Task brief.
Will you output all of the data below exactly, omitting the images?
^^^^^^^^^^^^^^^^
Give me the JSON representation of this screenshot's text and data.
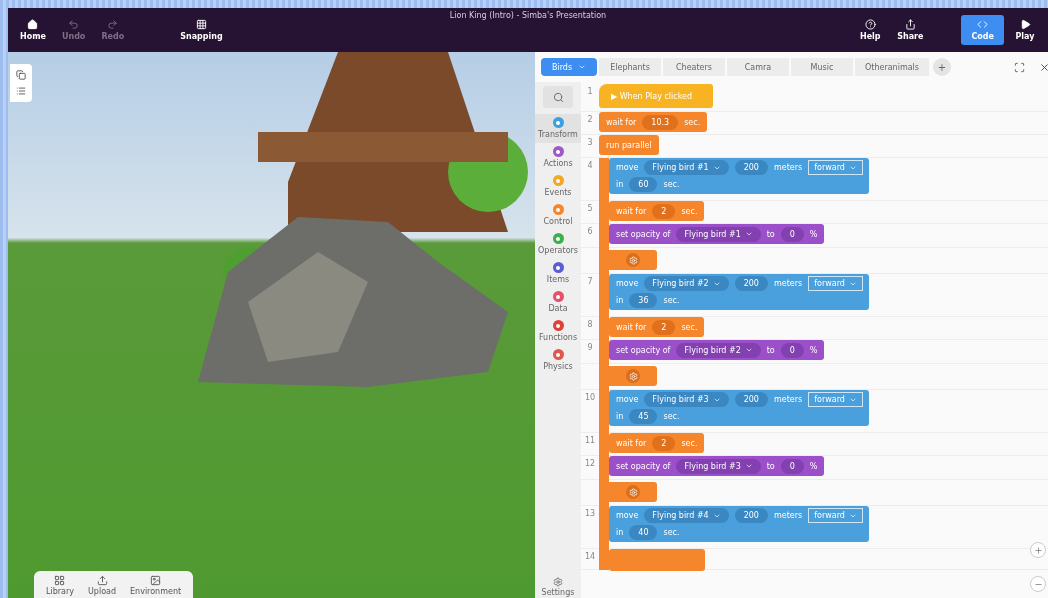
{
  "window": {
    "title": "Lion King (Intro) - Simba's Presentation"
  },
  "toolbar": {
    "left": [
      {
        "kind": "home",
        "label": "Home",
        "disabled": false
      },
      {
        "kind": "undo",
        "label": "Undo",
        "disabled": true
      },
      {
        "kind": "redo",
        "label": "Redo",
        "disabled": true
      },
      {
        "kind": "snapping",
        "label": "Snapping",
        "disabled": false
      }
    ],
    "right": [
      {
        "kind": "help",
        "label": "Help",
        "selected": false
      },
      {
        "kind": "share",
        "label": "Share",
        "selected": false
      },
      {
        "kind": "code",
        "label": "Code",
        "selected": true
      },
      {
        "kind": "play",
        "label": "Play",
        "selected": false
      }
    ]
  },
  "viewport": {
    "bottom_panel": [
      {
        "kind": "library",
        "label": "Library"
      },
      {
        "kind": "upload",
        "label": "Upload"
      },
      {
        "kind": "environment",
        "label": "Environment"
      }
    ]
  },
  "code_panel": {
    "tabs": [
      {
        "label": "Birds",
        "selected": true
      },
      {
        "label": "Elephants",
        "selected": false
      },
      {
        "label": "Cheaters",
        "selected": false
      },
      {
        "label": "Camra",
        "selected": false
      },
      {
        "label": "Music",
        "selected": false
      },
      {
        "label": "Otheranimals",
        "selected": false
      }
    ],
    "add_tab": "+",
    "categories": [
      {
        "label": "Transform",
        "color": "#3aa0e0",
        "selected": true
      },
      {
        "label": "Actions",
        "color": "#9b59c9",
        "selected": false
      },
      {
        "label": "Events",
        "color": "#f5a623",
        "selected": false
      },
      {
        "label": "Control",
        "color": "#f5862c",
        "selected": false
      },
      {
        "label": "Operators",
        "color": "#3cb04a",
        "selected": false
      },
      {
        "label": "Items",
        "color": "#5a5fd0",
        "selected": false
      },
      {
        "label": "Data",
        "color": "#e8506a",
        "selected": false
      },
      {
        "label": "Functions",
        "color": "#e0403a",
        "selected": false
      },
      {
        "label": "Physics",
        "color": "#e2574c",
        "selected": false
      }
    ],
    "settings": "Settings",
    "script": [
      {
        "kind": "hat",
        "line": "1",
        "label": "▶ When Play clicked"
      },
      {
        "kind": "wait",
        "line": "2",
        "text": "wait for",
        "value": "10.3",
        "unit": "sec."
      },
      {
        "kind": "parallel",
        "line": "3",
        "label": "run parallel",
        "children": [
          {
            "kind": "move",
            "line": "4",
            "verb": "move",
            "object": "Flying bird #1",
            "distance": "200",
            "unit": "meters",
            "direction": "forward",
            "in": "in",
            "duration": "60",
            "sec": "sec."
          },
          {
            "kind": "wait",
            "line": "5",
            "text": "wait for",
            "value": "2",
            "unit": "sec."
          },
          {
            "kind": "opacity",
            "line": "6",
            "text": "set opacity of",
            "object": "Flying bird #1",
            "to": "to",
            "value": "0",
            "unit": "%"
          },
          {
            "kind": "gear"
          },
          {
            "kind": "move",
            "line": "7",
            "verb": "move",
            "object": "Flying bird #2",
            "distance": "200",
            "unit": "meters",
            "direction": "forward",
            "in": "in",
            "duration": "36",
            "sec": "sec."
          },
          {
            "kind": "wait",
            "line": "8",
            "text": "wait for",
            "value": "2",
            "unit": "sec."
          },
          {
            "kind": "opacity",
            "line": "9",
            "text": "set opacity of",
            "object": "Flying bird #2",
            "to": "to",
            "value": "0",
            "unit": "%"
          },
          {
            "kind": "gear"
          },
          {
            "kind": "move",
            "line": "10",
            "verb": "move",
            "object": "Flying bird #3",
            "distance": "200",
            "unit": "meters",
            "direction": "forward",
            "in": "in",
            "duration": "45",
            "sec": "sec."
          },
          {
            "kind": "wait",
            "line": "11",
            "text": "wait for",
            "value": "2",
            "unit": "sec."
          },
          {
            "kind": "opacity",
            "line": "12",
            "text": "set opacity of",
            "object": "Flying bird #3",
            "to": "to",
            "value": "0",
            "unit": "%"
          },
          {
            "kind": "gear"
          },
          {
            "kind": "move",
            "line": "13",
            "verb": "move",
            "object": "Flying bird #4",
            "distance": "200",
            "unit": "meters",
            "direction": "forward",
            "in": "in",
            "duration": "40",
            "sec": "sec."
          },
          {
            "kind": "stub",
            "line": "14"
          }
        ]
      }
    ]
  }
}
^^^^^^^^^^^^^^^^
Completed exercise.
Give me the JSON representation of this screenshot's text and data.
{
  "window": {
    "title": "Lion King (Intro) - Simba's Presentation"
  },
  "toolbar": {
    "left": [
      {
        "kind": "home",
        "label": "Home",
        "disabled": false
      },
      {
        "kind": "undo",
        "label": "Undo",
        "disabled": true
      },
      {
        "kind": "redo",
        "label": "Redo",
        "disabled": true
      },
      {
        "kind": "snapping",
        "label": "Snapping",
        "disabled": false
      }
    ],
    "right": [
      {
        "kind": "help",
        "label": "Help",
        "selected": false
      },
      {
        "kind": "share",
        "label": "Share",
        "selected": false
      },
      {
        "kind": "code",
        "label": "Code",
        "selected": true
      },
      {
        "kind": "play",
        "label": "Play",
        "selected": false
      }
    ]
  },
  "viewport": {
    "bottom_panel": [
      {
        "kind": "library",
        "label": "Library"
      },
      {
        "kind": "upload",
        "label": "Upload"
      },
      {
        "kind": "environment",
        "label": "Environment"
      }
    ]
  },
  "code_panel": {
    "tabs": [
      {
        "label": "Birds",
        "selected": true
      },
      {
        "label": "Elephants",
        "selected": false
      },
      {
        "label": "Cheaters",
        "selected": false
      },
      {
        "label": "Camra",
        "selected": false
      },
      {
        "label": "Music",
        "selected": false
      },
      {
        "label": "Otheranimals",
        "selected": false
      }
    ],
    "add_tab": "+",
    "categories": [
      {
        "label": "Transform",
        "color": "#3aa0e0",
        "selected": true
      },
      {
        "label": "Actions",
        "color": "#9b59c9",
        "selected": false
      },
      {
        "label": "Events",
        "color": "#f5a623",
        "selected": false
      },
      {
        "label": "Control",
        "color": "#f5862c",
        "selected": false
      },
      {
        "label": "Operators",
        "color": "#3cb04a",
        "selected": false
      },
      {
        "label": "Items",
        "color": "#5a5fd0",
        "selected": false
      },
      {
        "label": "Data",
        "color": "#e8506a",
        "selected": false
      },
      {
        "label": "Functions",
        "color": "#e0403a",
        "selected": false
      },
      {
        "label": "Physics",
        "color": "#e2574c",
        "selected": false
      }
    ],
    "settings": "Settings",
    "script": [
      {
        "kind": "hat",
        "line": "1",
        "label": "▶ When Play clicked"
      },
      {
        "kind": "wait",
        "line": "2",
        "text": "wait for",
        "value": "10.3",
        "unit": "sec."
      },
      {
        "kind": "parallel",
        "line": "3",
        "label": "run parallel",
        "children": [
          {
            "kind": "move",
            "line": "4",
            "verb": "move",
            "object": "Flying bird #1",
            "distance": "200",
            "unit": "meters",
            "direction": "forward",
            "in": "in",
            "duration": "60",
            "sec": "sec."
          },
          {
            "kind": "wait",
            "line": "5",
            "text": "wait for",
            "value": "2",
            "unit": "sec."
          },
          {
            "kind": "opacity",
            "line": "6",
            "text": "set opacity of",
            "object": "Flying bird #1",
            "to": "to",
            "value": "0",
            "unit": "%"
          },
          {
            "kind": "gear"
          },
          {
            "kind": "move",
            "line": "7",
            "verb": "move",
            "object": "Flying bird #2",
            "distance": "200",
            "unit": "meters",
            "direction": "forward",
            "in": "in",
            "duration": "36",
            "sec": "sec."
          },
          {
            "kind": "wait",
            "line": "8",
            "text": "wait for",
            "value": "2",
            "unit": "sec."
          },
          {
            "kind": "opacity",
            "line": "9",
            "text": "set opacity of",
            "object": "Flying bird #2",
            "to": "to",
            "value": "0",
            "unit": "%"
          },
          {
            "kind": "gear"
          },
          {
            "kind": "move",
            "line": "10",
            "verb": "move",
            "object": "Flying bird #3",
            "distance": "200",
            "unit": "meters",
            "direction": "forward",
            "in": "in",
            "duration": "45",
            "sec": "sec."
          },
          {
            "kind": "wait",
            "line": "11",
            "text": "wait for",
            "value": "2",
            "unit": "sec."
          },
          {
            "kind": "opacity",
            "line": "12",
            "text": "set opacity of",
            "object": "Flying bird #3",
            "to": "to",
            "value": "0",
            "unit": "%"
          },
          {
            "kind": "gear"
          },
          {
            "kind": "move",
            "line": "13",
            "verb": "move",
            "object": "Flying bird #4",
            "distance": "200",
            "unit": "meters",
            "direction": "forward",
            "in": "in",
            "duration": "40",
            "sec": "sec."
          },
          {
            "kind": "stub",
            "line": "14"
          }
        ]
      }
    ]
  }
}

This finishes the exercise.